(Dataset items)
--- START ---

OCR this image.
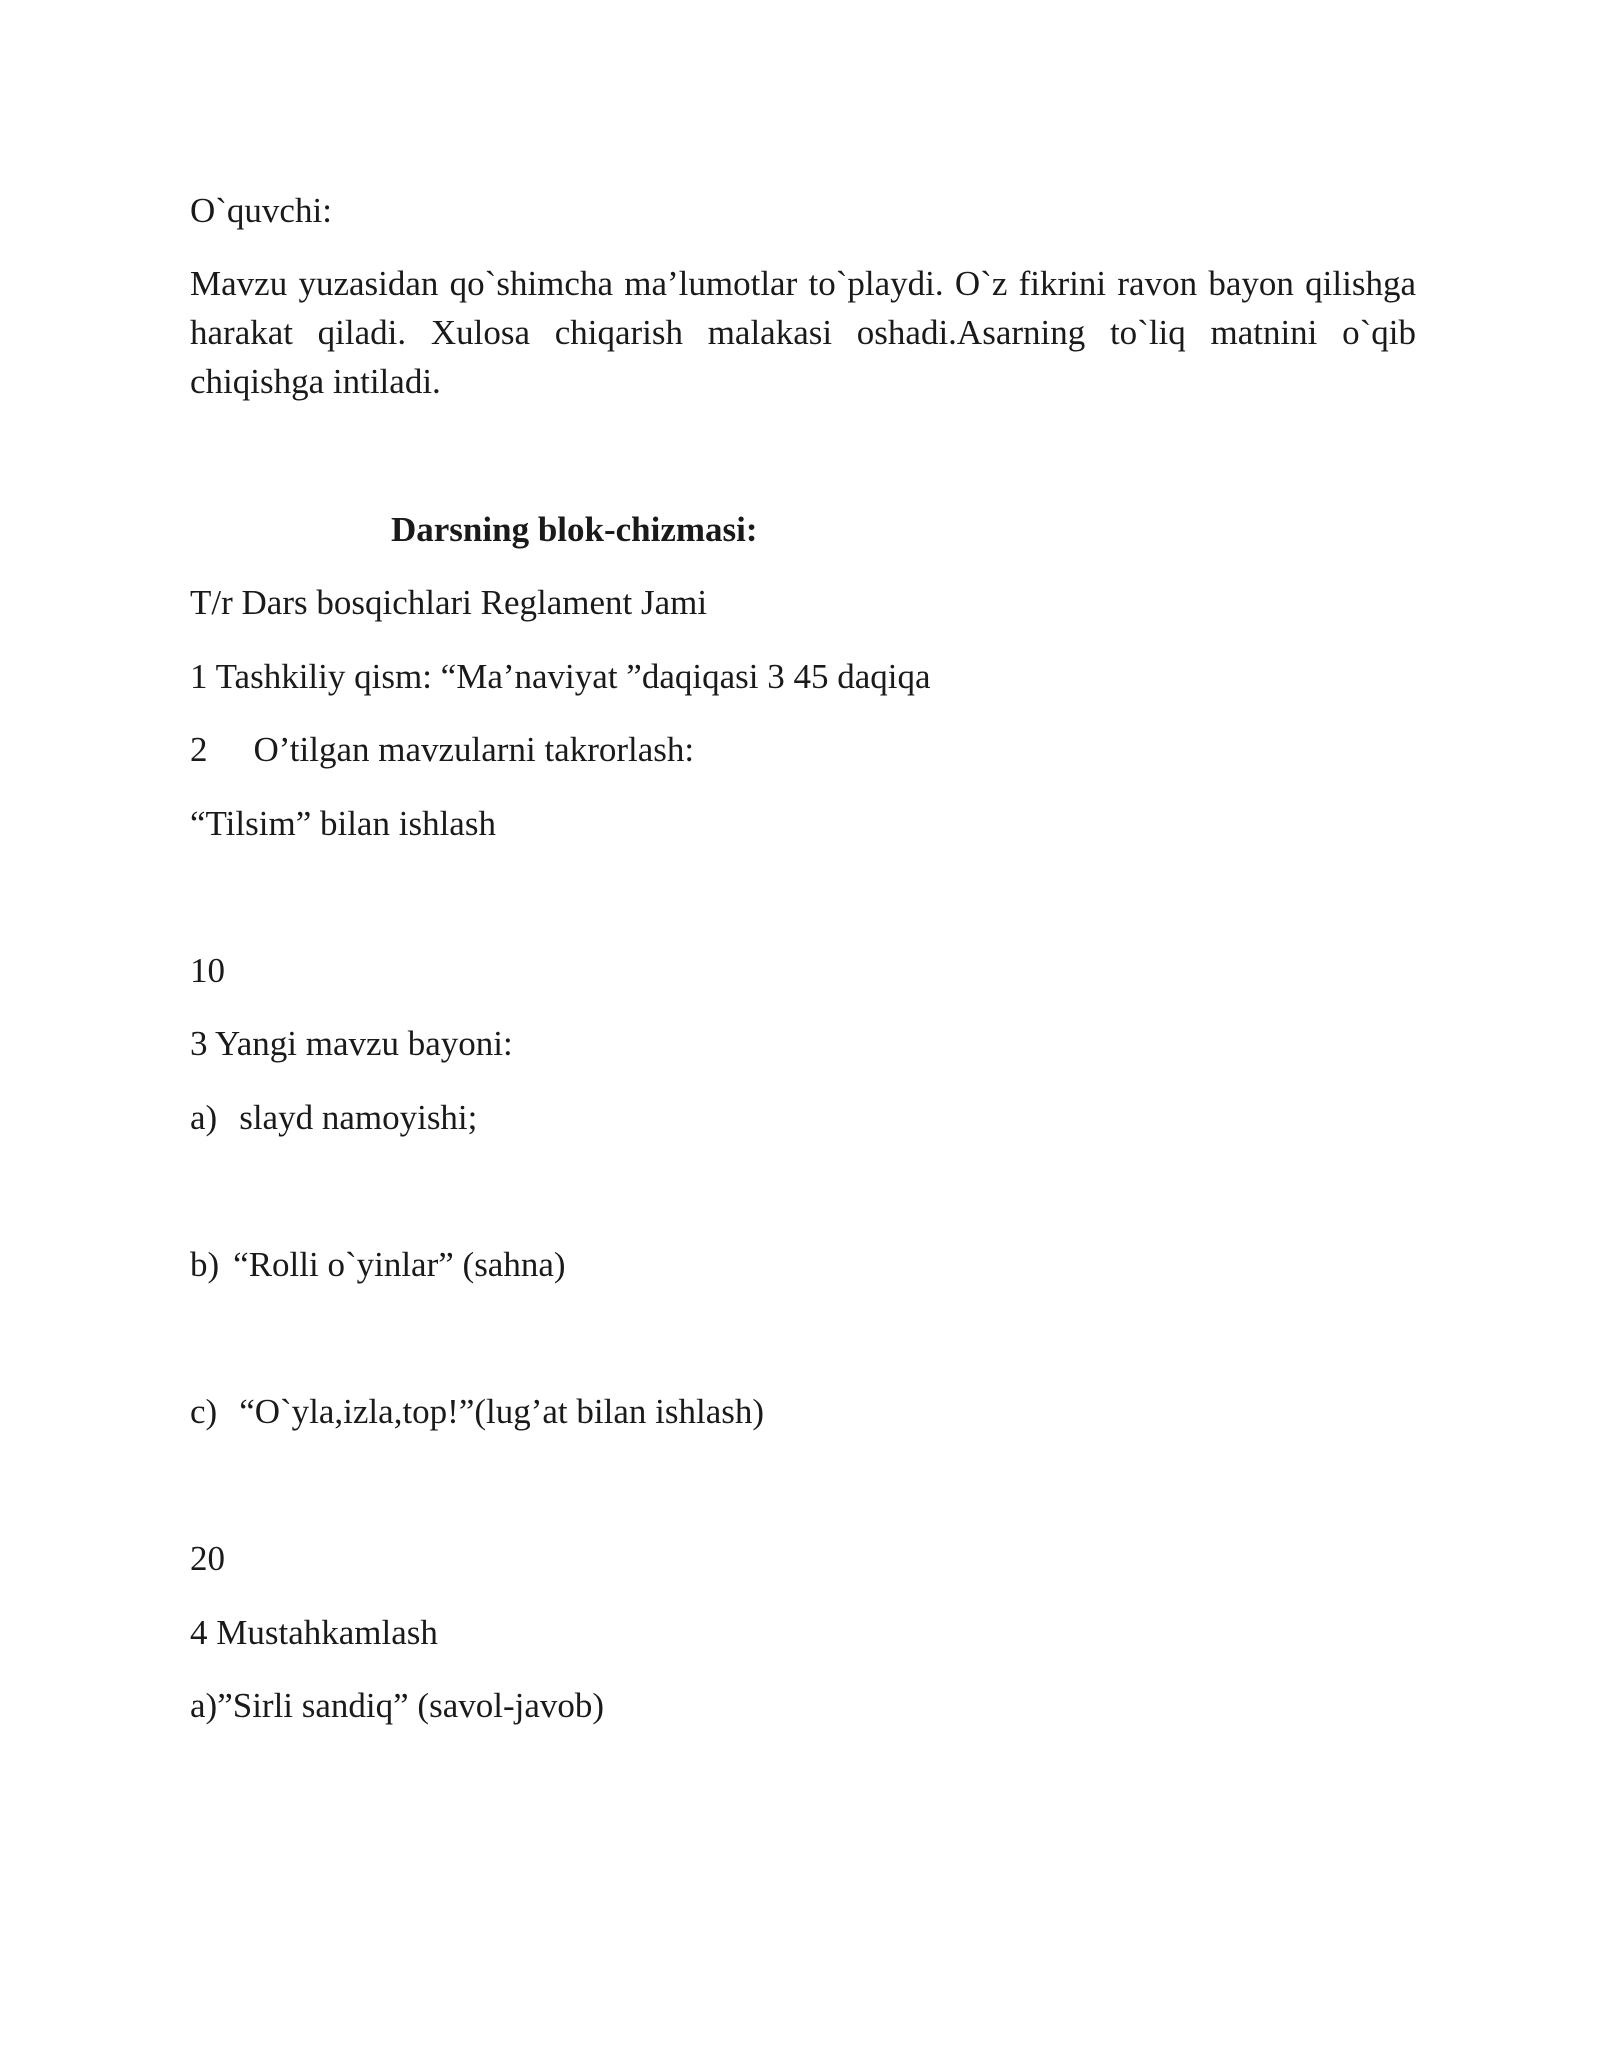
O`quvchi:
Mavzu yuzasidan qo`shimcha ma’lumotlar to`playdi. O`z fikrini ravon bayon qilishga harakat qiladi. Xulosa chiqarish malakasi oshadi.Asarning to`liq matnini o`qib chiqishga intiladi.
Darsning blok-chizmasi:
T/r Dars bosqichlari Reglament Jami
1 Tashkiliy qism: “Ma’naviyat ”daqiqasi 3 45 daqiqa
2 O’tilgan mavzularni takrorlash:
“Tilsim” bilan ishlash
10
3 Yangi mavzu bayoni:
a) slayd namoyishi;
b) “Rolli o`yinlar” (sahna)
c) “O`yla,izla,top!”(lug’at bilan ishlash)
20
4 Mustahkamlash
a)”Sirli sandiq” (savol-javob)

--- END ---

* Task goal:
Copy everything in the records above except the pictures, exactly as written.

* Answer to the problem:
OCR this image.
O`quvchi:
Mavzu yuzasidan qo`shimcha ma’lumotlar to`playdi. O`z fikrini ravon bayon qilishga harakat qiladi. Xulosa chiqarish malakasi oshadi.Asarning to`liq matnini o`qib chiqishga intiladi.
Darsning blok-chizmasi:
T/r Dars bosqichlari Reglament Jami
1 Tashkiliy qism: “Ma’naviyat ”daqiqasi 3 45 daqiqa
2 O’tilgan mavzularni takrorlash:
“Tilsim” bilan ishlash
10
3 Yangi mavzu bayoni:
a) slayd namoyishi;
b) “Rolli o`yinlar” (sahna)
c) “O`yla,izla,top!”(lug’at bilan ishlash)
20
4 Mustahkamlash
a)”Sirli sandiq” (savol-javob)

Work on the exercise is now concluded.